Output the records. Match them exactly.

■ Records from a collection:
+ + + +

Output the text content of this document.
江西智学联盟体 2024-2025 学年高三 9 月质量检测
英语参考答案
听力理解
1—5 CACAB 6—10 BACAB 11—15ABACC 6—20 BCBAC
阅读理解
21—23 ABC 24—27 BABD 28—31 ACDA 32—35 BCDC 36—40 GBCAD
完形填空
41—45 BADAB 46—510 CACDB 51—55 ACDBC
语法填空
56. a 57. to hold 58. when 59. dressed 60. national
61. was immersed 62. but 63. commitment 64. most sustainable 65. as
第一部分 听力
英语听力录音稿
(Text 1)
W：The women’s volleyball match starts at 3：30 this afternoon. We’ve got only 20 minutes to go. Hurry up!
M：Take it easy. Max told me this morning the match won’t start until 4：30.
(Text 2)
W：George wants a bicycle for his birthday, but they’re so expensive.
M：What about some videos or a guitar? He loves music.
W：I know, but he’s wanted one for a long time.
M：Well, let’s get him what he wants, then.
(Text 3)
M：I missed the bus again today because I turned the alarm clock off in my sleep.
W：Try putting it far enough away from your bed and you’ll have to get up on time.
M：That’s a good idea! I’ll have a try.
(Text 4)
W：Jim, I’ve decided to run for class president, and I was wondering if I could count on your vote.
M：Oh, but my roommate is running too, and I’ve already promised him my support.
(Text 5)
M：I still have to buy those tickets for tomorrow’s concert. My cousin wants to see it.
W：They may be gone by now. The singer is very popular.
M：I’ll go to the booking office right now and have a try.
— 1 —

+ + + +

■ REPLY:
Output the text content of this document.
江西智学联盟体 2024-2025 学年高三 9 月质量检测
英语参考答案
听力理解
1—5 CACAB 6—10 BACAB 11—15ABACC 6—20 BCBAC
阅读理解
21—23 ABC 24—27 BABD 28—31 ACDA 32—35 BCDC 36—40 GBCAD
完形填空
41—45 BADAB 46—510 CACDB 51—55 ACDBC
语法填空
56. a 57. to hold 58. when 59. dressed 60. national
61. was immersed 62. but 63. commitment 64. most sustainable 65. as
第一部分 听力
英语听力录音稿
(Text 1)
W：The women’s volleyball match starts at 3：30 this afternoon. We’ve got only 20 minutes to go. Hurry up!
M：Take it easy. Max told me this morning the match won’t start until 4：30.
(Text 2)
W：George wants a bicycle for his birthday, but they’re so expensive.
M：What about some videos or a guitar? He loves music.
W：I know, but he’s wanted one for a long time.
M：Well, let’s get him what he wants, then.
(Text 3)
M：I missed the bus again today because I turned the alarm clock off in my sleep.
W：Try putting it far enough away from your bed and you’ll have to get up on time.
M：That’s a good idea! I’ll have a try.
(Text 4)
W：Jim, I’ve decided to run for class president, and I was wondering if I could count on your vote.
M：Oh, but my roommate is running too, and I’ve already promised him my support.
(Text 5)
M：I still have to buy those tickets for tomorrow’s concert. My cousin wants to see it.
W：They may be gone by now. The singer is very popular.
M：I’ll go to the booking office right now and have a try.
— 1 —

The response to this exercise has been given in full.